Search the records for "real". Copy every line where it appears.

——

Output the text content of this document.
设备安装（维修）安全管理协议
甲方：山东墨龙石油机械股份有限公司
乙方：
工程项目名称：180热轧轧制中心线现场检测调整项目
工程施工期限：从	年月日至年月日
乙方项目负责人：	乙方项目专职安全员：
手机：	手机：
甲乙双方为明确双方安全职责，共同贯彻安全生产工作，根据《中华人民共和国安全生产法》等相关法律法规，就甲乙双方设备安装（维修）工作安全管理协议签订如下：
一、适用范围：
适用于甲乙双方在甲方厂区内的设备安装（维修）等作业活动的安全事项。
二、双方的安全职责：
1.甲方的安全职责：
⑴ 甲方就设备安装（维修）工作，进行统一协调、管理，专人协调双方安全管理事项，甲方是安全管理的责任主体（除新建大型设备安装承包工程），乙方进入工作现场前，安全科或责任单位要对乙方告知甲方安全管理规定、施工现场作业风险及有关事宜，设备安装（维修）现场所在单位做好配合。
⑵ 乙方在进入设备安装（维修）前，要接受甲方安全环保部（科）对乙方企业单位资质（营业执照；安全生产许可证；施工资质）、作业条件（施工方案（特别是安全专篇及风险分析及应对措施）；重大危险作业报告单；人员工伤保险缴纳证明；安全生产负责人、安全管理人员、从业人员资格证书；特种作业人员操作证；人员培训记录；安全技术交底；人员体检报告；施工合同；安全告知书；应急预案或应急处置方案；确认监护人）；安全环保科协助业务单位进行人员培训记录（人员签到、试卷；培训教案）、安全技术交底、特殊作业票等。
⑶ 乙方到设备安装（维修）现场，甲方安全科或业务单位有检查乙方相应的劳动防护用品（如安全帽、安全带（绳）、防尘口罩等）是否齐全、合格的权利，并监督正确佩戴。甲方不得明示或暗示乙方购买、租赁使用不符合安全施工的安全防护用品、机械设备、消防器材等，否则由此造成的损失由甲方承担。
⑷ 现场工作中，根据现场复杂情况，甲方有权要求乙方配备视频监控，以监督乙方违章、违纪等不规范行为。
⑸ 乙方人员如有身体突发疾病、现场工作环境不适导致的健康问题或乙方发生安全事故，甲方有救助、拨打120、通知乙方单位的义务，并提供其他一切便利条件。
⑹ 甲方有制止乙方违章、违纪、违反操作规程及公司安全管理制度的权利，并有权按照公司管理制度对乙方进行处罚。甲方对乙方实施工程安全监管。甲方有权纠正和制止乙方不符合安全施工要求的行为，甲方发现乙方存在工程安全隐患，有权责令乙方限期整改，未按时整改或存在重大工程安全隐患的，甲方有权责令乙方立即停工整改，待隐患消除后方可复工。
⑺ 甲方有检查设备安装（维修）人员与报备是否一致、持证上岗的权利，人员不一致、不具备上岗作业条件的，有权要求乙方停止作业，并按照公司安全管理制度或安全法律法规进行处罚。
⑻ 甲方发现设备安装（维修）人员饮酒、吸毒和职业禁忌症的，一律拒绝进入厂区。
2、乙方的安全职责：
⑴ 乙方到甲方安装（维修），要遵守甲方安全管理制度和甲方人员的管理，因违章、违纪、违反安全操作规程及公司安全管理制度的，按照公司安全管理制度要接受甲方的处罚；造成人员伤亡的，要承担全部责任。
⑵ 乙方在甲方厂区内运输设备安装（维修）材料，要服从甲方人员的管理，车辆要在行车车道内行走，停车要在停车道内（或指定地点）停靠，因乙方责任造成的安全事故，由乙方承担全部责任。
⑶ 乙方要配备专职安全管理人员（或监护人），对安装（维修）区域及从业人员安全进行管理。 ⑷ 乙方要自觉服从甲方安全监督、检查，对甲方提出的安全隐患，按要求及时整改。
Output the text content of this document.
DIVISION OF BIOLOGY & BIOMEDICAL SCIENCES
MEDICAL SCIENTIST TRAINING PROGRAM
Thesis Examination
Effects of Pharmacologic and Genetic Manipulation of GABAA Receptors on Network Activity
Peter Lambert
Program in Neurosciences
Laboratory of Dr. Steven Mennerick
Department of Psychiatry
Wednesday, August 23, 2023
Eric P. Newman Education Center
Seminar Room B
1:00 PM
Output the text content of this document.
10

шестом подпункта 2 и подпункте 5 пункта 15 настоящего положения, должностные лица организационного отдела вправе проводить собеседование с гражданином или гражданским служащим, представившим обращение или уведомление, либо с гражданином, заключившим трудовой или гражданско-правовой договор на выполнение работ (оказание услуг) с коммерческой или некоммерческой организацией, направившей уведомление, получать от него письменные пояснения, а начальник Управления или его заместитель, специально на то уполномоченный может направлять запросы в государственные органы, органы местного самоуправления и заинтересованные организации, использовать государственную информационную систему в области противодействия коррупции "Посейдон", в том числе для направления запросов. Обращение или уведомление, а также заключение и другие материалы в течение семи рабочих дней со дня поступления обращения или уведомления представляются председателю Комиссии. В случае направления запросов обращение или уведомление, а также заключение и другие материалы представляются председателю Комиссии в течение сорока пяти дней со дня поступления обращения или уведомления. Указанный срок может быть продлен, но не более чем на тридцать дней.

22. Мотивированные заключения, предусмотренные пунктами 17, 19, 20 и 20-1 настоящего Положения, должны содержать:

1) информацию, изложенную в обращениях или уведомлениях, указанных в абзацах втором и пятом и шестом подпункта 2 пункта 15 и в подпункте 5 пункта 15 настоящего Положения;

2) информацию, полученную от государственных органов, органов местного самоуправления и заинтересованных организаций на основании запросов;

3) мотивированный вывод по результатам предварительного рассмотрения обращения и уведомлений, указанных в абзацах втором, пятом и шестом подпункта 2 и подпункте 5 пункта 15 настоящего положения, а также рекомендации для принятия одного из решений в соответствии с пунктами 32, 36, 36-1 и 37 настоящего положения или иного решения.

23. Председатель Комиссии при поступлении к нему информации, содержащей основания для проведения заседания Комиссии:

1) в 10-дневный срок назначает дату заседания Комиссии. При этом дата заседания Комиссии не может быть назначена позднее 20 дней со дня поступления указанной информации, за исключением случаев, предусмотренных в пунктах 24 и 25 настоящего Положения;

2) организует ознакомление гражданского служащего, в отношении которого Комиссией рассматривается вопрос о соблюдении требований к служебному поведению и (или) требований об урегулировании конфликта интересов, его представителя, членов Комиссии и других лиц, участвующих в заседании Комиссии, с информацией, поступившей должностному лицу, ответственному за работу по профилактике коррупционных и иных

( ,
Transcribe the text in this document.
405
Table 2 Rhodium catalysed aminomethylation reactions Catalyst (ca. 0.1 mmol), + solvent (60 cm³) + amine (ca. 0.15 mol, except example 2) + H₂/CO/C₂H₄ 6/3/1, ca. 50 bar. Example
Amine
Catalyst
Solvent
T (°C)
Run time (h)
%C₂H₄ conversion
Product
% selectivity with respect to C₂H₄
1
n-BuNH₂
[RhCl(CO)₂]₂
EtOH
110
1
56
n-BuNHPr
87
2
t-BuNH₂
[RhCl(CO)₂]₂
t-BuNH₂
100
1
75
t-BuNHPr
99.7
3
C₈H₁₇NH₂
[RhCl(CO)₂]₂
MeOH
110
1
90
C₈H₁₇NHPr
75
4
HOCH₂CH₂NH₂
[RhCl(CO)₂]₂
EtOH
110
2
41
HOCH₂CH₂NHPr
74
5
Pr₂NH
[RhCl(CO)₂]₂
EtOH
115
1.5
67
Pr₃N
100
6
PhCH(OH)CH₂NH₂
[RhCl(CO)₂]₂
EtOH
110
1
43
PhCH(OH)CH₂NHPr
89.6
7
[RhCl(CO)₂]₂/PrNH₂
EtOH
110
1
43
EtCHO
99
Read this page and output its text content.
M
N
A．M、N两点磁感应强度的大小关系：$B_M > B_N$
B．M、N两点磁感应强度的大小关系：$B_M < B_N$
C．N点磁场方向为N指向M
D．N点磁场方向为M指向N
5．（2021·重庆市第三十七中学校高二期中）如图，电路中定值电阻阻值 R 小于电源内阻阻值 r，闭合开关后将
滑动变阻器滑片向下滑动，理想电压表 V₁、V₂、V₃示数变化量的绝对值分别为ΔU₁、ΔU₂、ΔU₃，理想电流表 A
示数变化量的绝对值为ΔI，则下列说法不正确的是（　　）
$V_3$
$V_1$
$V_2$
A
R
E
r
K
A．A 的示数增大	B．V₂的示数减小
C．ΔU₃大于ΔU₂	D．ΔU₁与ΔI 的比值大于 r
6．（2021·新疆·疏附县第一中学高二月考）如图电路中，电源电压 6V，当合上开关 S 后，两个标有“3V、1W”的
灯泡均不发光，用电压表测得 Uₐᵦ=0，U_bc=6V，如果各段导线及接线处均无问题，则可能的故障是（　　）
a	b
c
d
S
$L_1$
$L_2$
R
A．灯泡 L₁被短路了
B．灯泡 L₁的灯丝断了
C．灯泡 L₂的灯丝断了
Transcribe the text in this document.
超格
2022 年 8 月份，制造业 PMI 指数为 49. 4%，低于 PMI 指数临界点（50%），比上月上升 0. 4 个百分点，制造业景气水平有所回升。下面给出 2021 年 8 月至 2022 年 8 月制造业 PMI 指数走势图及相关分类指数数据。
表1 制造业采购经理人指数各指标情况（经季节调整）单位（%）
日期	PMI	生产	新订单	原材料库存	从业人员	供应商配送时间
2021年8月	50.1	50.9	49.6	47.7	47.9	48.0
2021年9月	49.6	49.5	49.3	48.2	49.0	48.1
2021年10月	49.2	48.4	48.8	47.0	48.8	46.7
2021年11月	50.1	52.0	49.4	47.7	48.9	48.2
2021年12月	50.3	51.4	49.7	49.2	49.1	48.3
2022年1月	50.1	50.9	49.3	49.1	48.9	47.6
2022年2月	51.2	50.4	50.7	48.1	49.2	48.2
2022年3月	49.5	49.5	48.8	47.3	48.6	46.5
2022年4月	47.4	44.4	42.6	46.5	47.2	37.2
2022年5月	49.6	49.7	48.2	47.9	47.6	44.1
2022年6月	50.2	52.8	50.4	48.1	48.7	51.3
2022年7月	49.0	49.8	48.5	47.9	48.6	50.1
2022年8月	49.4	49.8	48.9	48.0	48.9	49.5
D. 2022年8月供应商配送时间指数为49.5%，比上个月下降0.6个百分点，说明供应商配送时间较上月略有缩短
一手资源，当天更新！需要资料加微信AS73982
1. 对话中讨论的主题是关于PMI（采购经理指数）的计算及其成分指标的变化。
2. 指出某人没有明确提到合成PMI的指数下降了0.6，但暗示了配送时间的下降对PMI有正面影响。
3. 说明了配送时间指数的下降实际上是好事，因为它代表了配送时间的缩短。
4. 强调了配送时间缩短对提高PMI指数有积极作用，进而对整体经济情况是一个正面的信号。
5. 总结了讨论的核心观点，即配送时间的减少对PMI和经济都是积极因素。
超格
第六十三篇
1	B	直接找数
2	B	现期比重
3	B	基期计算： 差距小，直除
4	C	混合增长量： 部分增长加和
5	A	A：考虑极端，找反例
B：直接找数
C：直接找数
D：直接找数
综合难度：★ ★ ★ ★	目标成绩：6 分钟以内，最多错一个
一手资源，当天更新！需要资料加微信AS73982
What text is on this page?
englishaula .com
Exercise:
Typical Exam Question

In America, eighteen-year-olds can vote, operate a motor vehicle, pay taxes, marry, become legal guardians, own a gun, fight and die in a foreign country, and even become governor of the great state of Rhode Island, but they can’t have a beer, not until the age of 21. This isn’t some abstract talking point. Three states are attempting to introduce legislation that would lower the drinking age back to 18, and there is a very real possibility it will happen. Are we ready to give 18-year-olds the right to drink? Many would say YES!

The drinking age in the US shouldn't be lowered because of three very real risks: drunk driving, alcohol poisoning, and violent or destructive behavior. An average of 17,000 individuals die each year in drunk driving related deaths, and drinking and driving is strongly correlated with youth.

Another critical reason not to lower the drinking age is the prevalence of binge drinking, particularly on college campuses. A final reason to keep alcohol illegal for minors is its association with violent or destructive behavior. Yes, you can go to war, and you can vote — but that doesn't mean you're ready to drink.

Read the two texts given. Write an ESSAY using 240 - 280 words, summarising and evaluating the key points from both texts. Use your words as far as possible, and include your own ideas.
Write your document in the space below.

——

• OUTPUT FOR THIS EXERCISE
In America, eighteen-year-olds can vote, operate a motor vehicle, pay taxes, marry, become legal guardians, own a gun, fight and die in a foreign country, and even become governor of the great state of Rhode Island, but they can’t have a beer, not until the age of 21. This isn’t some abstract talking point. Three states are attempting to introduce legislation that would lower the drinking age back to 18, and there is a very real possibility it will happen. Are we ready to give 18-year-olds the right to drink? Many would say YES!
The drinking age in the US shouldn't be lowered because of three very real risks: drunk driving, alcohol poisoning, and violent or destructive behavior. An average of 17,000 individuals die each year in drunk driving related deaths, and drinking and driving is strongly correlated with youth.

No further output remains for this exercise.